* **JOB**
Please copy the data below exactly, leaving out the pictures.

(Bounding box annotations)
## Start

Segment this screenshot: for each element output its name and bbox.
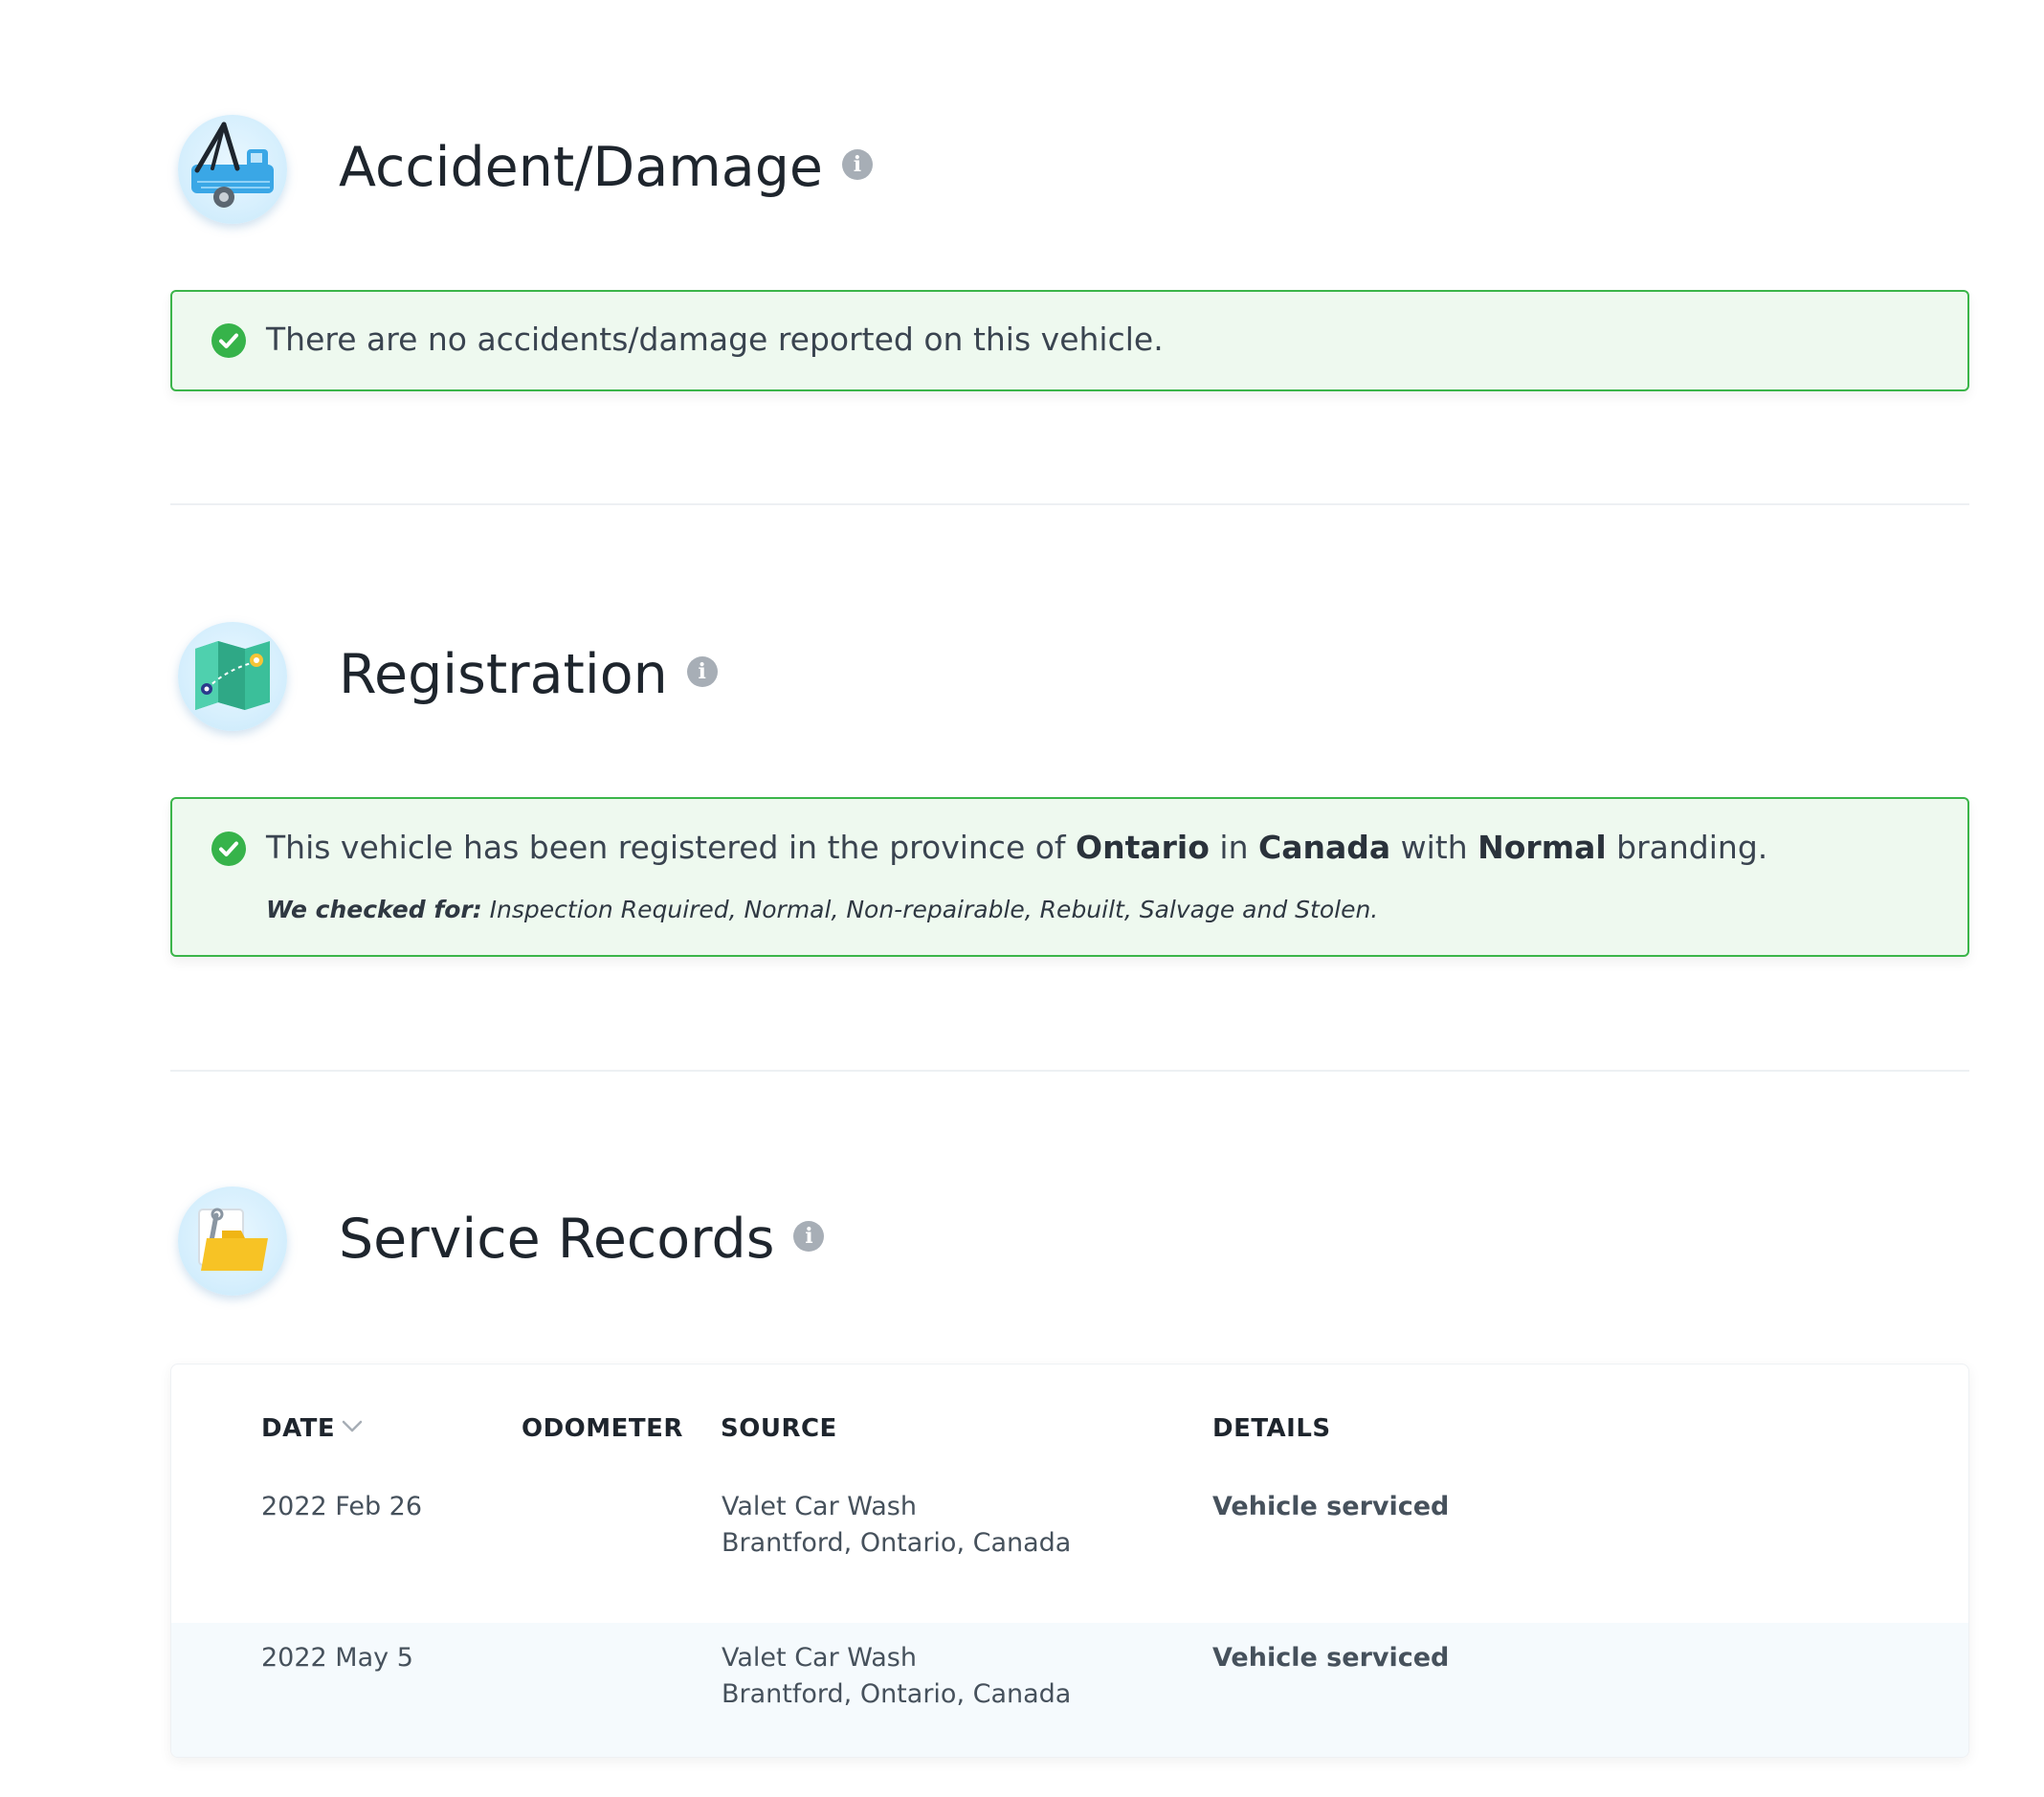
row-details: Vehicle serviced <box>1212 1492 1450 1521</box>
registration-text-in: in <box>1209 829 1258 866</box>
column-header-date[interactable]: DATE <box>261 1414 335 1443</box>
service-records-table: DATE ODOMETER SOURCE DETAILS 2022 Feb 26… <box>170 1364 1969 1758</box>
service-title-text: Service Records <box>339 1208 775 1271</box>
chevron-down-icon[interactable] <box>342 1420 363 1433</box>
accident-section-title: Accident/Damage i <box>339 136 873 199</box>
checked-for-label: We checked for: <box>266 896 482 923</box>
map-icon <box>178 622 287 731</box>
section-divider <box>170 1070 1969 1072</box>
registration-text-pre: This vehicle has been registered in the … <box>266 829 1077 866</box>
accident-status-message: There are no accidents/damage reported o… <box>266 321 1164 358</box>
row-source-location: Brantford, Ontario, Canada <box>722 1528 1072 1558</box>
service-section-header: Service Records i <box>170 1187 1969 1311</box>
section-divider <box>170 503 1969 505</box>
registration-branding: Normal <box>1477 829 1607 866</box>
checked-for-items: Inspection Required, Normal, Non-repaira… <box>481 896 1379 923</box>
registration-country: Canada <box>1257 829 1391 866</box>
accident-status-alert: There are no accidents/damage reported o… <box>170 290 1969 391</box>
row-date: 2022 May 5 <box>261 1643 413 1673</box>
row-details: Vehicle serviced <box>1212 1643 1450 1673</box>
registration-text-with: with <box>1390 829 1478 866</box>
table-row: 2022 May 5 Valet Car Wash Brantford, Ont… <box>171 1623 1968 1757</box>
column-header-odometer[interactable]: ODOMETER <box>522 1414 683 1443</box>
service-section-title: Service Records i <box>339 1208 825 1271</box>
folder-wrench-icon <box>178 1187 287 1296</box>
column-header-details[interactable]: DETAILS <box>1212 1414 1331 1443</box>
accident-info-icon[interactable]: i <box>841 149 873 181</box>
table-row: 2022 Feb 26 Valet Car Wash Brantford, On… <box>171 1472 1968 1623</box>
row-source-name: Valet Car Wash <box>722 1492 917 1521</box>
registration-text-post: branding. <box>1606 829 1768 866</box>
registration-info-icon[interactable]: i <box>686 656 718 688</box>
tow-truck-icon <box>178 115 287 224</box>
row-date: 2022 Feb 26 <box>261 1492 423 1521</box>
registration-province: Ontario <box>1076 829 1210 866</box>
row-source-name: Valet Car Wash <box>722 1643 917 1673</box>
registration-section-title: Registration i <box>339 643 718 706</box>
accident-section-header: Accident/Damage i <box>170 115 1969 239</box>
registration-checked-for: We checked for: Inspection Required, Nor… <box>266 896 1378 923</box>
service-info-icon[interactable]: i <box>793 1221 825 1253</box>
registration-section-header: Registration i <box>170 622 1969 746</box>
check-circle-icon <box>211 832 246 866</box>
accident-title-text: Accident/Damage <box>339 136 823 199</box>
registration-status-alert: This vehicle has been registered in the … <box>170 797 1969 957</box>
check-circle-icon <box>211 323 246 358</box>
column-header-source[interactable]: SOURCE <box>721 1414 837 1443</box>
row-source-location: Brantford, Ontario, Canada <box>722 1679 1072 1709</box>
registration-title-text: Registration <box>339 643 668 706</box>
registration-status-message: This vehicle has been registered in the … <box>266 829 1767 866</box>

## End

* **RIGHT ANSWER**
Segment this screenshot: for each element output its name and bbox.
row-details: Vehicle serviced <box>1212 1492 1450 1521</box>
registration-text-in: in <box>1209 829 1258 866</box>
column-header-date[interactable]: DATE <box>261 1414 335 1443</box>
service-records-table: DATE ODOMETER SOURCE DETAILS 2022 Feb 26… <box>170 1364 1969 1758</box>
service-title-text: Service Records <box>339 1208 775 1271</box>
chevron-down-icon[interactable] <box>342 1420 363 1433</box>
accident-section-title: Accident/Damage i <box>339 136 873 199</box>
checked-for-label: We checked for: <box>266 896 482 923</box>
map-icon <box>178 622 287 731</box>
section-divider <box>170 1070 1969 1072</box>
registration-text-pre: This vehicle has been registered in the … <box>266 829 1077 866</box>
accident-status-message: There are no accidents/damage reported o… <box>266 321 1164 358</box>
row-source-location: Brantford, Ontario, Canada <box>722 1528 1072 1558</box>
service-section-header: Service Records i <box>170 1187 1969 1311</box>
section-divider <box>170 503 1969 505</box>
registration-branding: Normal <box>1477 829 1607 866</box>
checked-for-items: Inspection Required, Normal, Non-repaira… <box>481 896 1379 923</box>
registration-country: Canada <box>1257 829 1391 866</box>
accident-status-alert: There are no accidents/damage reported o… <box>170 290 1969 391</box>
row-date: 2022 May 5 <box>261 1643 413 1673</box>
row-details: Vehicle serviced <box>1212 1643 1450 1673</box>
registration-text-with: with <box>1390 829 1478 866</box>
table-row: 2022 May 5 Valet Car Wash Brantford, Ont… <box>171 1623 1968 1757</box>
column-header-odometer[interactable]: ODOMETER <box>522 1414 683 1443</box>
service-section-title: Service Records i <box>339 1208 825 1271</box>
folder-wrench-icon <box>178 1187 287 1296</box>
column-header-details[interactable]: DETAILS <box>1212 1414 1331 1443</box>
accident-info-icon[interactable]: i <box>841 149 873 181</box>
table-row: 2022 Feb 26 Valet Car Wash Brantford, On… <box>171 1472 1968 1623</box>
row-source-name: Valet Car Wash <box>722 1492 917 1521</box>
registration-text-post: branding. <box>1606 829 1768 866</box>
registration-info-icon[interactable]: i <box>686 656 718 688</box>
tow-truck-icon <box>178 115 287 224</box>
row-date: 2022 Feb 26 <box>261 1492 423 1521</box>
registration-province: Ontario <box>1076 829 1210 866</box>
row-source-name: Valet Car Wash <box>722 1643 917 1673</box>
registration-section-title: Registration i <box>339 643 718 706</box>
accident-section-header: Accident/Damage i <box>170 115 1969 239</box>
registration-checked-for: We checked for: Inspection Required, Nor… <box>266 896 1378 923</box>
service-info-icon[interactable]: i <box>793 1221 825 1253</box>
registration-section-header: Registration i <box>170 622 1969 746</box>
check-circle-icon <box>211 832 246 866</box>
accident-title-text: Accident/Damage <box>339 136 823 199</box>
registration-status-alert: This vehicle has been registered in the … <box>170 797 1969 957</box>
check-circle-icon <box>211 323 246 358</box>
column-header-source[interactable]: SOURCE <box>721 1414 837 1443</box>
row-source-location: Brantford, Ontario, Canada <box>722 1679 1072 1709</box>
registration-title-text: Registration <box>339 643 668 706</box>
registration-status-message: This vehicle has been registered in the … <box>266 829 1767 866</box>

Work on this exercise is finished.